Short task
Present each line of the entries below that holds the word "faoliyati".

Saved entries
- - - - - - -

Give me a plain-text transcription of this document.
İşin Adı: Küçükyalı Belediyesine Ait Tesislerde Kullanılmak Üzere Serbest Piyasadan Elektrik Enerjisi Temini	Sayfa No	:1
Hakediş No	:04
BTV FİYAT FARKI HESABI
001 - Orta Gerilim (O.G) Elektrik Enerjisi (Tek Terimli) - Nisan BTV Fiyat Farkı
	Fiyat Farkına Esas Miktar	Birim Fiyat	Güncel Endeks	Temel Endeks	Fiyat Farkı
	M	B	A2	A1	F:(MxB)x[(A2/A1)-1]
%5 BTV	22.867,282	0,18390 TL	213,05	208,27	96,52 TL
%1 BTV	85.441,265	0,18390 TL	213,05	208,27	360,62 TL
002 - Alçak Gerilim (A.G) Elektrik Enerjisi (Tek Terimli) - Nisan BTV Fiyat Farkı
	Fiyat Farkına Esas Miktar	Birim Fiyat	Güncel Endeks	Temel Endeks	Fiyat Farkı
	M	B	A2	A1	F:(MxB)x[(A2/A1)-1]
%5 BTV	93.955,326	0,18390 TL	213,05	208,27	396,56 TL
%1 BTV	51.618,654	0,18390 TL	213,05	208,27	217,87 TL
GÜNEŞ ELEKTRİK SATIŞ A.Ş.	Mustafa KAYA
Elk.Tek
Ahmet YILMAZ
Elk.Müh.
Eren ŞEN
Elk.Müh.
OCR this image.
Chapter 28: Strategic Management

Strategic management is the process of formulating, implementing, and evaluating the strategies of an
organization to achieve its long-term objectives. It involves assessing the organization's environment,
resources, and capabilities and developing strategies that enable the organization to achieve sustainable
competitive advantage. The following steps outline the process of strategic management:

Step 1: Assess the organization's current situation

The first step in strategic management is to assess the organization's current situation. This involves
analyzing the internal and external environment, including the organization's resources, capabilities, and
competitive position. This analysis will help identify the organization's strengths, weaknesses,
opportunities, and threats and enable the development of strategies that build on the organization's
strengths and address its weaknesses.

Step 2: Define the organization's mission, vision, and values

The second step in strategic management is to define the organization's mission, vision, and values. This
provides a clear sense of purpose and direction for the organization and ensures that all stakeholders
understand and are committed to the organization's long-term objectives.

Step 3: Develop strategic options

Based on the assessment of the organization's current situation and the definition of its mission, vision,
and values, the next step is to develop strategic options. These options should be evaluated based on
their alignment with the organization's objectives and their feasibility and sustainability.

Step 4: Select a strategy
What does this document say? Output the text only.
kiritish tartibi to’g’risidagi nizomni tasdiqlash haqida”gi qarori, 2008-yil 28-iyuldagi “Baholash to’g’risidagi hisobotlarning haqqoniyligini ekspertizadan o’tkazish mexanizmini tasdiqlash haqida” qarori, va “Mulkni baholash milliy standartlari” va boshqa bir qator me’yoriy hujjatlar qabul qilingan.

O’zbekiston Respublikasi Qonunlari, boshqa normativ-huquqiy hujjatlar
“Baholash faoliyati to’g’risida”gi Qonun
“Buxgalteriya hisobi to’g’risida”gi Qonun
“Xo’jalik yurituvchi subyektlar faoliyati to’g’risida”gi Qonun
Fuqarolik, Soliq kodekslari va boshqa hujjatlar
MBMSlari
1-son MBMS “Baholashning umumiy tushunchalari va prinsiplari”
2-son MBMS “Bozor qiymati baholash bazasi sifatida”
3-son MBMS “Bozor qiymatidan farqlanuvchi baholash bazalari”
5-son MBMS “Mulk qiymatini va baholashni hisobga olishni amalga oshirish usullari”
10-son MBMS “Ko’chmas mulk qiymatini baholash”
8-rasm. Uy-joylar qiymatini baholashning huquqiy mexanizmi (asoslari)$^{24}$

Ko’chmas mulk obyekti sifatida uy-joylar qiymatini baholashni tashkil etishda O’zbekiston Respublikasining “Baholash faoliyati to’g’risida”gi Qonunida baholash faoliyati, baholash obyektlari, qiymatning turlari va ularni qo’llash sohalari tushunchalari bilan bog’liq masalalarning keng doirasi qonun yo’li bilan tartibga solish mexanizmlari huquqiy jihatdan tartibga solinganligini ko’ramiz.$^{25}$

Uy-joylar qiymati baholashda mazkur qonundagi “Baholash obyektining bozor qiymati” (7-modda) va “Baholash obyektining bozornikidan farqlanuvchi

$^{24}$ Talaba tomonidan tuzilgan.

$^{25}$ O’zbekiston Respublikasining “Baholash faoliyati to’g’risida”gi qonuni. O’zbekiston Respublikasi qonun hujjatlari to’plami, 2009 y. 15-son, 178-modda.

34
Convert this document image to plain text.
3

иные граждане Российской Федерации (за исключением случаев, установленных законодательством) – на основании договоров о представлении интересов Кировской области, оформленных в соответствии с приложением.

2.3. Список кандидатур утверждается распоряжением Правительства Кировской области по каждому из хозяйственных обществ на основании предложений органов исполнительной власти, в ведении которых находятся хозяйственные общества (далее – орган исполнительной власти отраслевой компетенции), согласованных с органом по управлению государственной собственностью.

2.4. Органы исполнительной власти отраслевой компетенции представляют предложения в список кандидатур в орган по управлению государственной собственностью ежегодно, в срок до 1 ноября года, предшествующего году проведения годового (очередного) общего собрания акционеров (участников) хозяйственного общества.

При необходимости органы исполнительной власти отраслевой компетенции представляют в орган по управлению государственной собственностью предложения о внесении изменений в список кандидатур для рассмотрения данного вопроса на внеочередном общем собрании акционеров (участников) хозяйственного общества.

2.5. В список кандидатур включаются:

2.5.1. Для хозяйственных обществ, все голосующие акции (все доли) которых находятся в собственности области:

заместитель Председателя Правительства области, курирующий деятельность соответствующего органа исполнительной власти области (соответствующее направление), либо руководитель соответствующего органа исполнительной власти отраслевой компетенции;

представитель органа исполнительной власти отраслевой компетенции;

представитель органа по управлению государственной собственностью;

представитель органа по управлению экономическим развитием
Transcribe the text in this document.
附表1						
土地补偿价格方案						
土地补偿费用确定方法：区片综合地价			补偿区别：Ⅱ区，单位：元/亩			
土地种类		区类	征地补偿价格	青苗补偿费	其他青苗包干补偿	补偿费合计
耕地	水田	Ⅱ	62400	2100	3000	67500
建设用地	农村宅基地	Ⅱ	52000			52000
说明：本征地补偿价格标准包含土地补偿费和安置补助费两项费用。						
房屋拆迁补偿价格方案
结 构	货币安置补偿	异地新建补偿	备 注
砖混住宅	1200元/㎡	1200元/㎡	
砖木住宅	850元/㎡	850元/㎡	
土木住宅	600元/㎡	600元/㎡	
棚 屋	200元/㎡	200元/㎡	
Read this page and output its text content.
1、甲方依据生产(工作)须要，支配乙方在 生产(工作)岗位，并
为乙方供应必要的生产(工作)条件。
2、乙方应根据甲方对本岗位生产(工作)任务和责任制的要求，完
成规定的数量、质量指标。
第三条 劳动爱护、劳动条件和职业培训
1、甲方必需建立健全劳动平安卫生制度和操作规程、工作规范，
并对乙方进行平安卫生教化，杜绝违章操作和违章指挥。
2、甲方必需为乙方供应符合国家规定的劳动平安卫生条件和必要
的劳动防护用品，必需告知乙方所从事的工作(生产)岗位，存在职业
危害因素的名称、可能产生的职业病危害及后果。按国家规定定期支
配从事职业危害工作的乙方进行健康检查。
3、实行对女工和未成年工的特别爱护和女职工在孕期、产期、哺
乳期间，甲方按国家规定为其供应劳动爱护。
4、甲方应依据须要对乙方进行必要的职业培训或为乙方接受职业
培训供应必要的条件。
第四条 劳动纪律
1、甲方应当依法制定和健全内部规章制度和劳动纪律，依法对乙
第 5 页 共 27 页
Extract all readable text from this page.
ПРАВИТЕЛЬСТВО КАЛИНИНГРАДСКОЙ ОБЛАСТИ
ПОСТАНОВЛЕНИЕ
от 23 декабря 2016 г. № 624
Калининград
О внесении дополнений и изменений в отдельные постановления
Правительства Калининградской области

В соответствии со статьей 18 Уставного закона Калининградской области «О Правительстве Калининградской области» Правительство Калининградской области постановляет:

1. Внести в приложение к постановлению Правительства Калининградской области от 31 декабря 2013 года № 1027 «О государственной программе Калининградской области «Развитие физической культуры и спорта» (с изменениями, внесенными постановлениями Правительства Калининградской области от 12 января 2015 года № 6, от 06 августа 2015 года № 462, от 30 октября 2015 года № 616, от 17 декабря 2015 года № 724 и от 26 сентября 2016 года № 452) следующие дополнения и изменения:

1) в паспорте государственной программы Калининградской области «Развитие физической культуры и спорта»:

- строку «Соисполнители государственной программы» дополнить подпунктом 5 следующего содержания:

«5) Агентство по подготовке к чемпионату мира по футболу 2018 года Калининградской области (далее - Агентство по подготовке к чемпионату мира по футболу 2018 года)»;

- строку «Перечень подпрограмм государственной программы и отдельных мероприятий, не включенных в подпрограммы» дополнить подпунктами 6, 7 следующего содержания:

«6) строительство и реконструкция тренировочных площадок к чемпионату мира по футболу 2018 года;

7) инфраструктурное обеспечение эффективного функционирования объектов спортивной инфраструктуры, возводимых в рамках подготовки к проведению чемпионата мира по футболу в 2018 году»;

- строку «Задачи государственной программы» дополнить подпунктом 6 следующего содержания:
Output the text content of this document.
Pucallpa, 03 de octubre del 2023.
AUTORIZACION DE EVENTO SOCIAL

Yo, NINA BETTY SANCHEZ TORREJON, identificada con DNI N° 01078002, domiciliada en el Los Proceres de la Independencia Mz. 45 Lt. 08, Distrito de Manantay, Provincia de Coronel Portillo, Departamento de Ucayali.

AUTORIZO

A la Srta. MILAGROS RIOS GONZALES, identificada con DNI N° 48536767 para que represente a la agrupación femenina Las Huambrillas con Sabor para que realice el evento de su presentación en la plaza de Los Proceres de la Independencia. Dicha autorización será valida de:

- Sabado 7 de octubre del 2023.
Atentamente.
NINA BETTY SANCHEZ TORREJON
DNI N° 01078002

- - - - - - -

Result of the task
“Baholash faoliyati to’g’risida”gi Qonun
“Xo’jalik yurituvchi subyektlar faoliyati to’g’risida”gi Qonun
Ko’chmas mulk obyekti sifatida uy-joylar qiymatini baholashni tashkil etishda O’zbekiston Respublikasining “Baholash faoliyati to’g’risida”gi Qonunida baholash faoliyati, baholash obyektlari, qiymatning turlari va ularni qo’llash sohalari tushunchalari bilan bog’liq masalalarning keng doirasi qonun yo’li bilan tartibga solish mexanizmlari huquqiy jihatdan tartibga solinganligini ko’ramiz.$^{25}$
$^{25}$ O’zbekiston Respublikasining “Baholash faoliyati to’g’risida”gi qonuni. O’zbekiston Respublikasi qonun hujjatlari to’plami, 2009 y. 15-son, 178-modda.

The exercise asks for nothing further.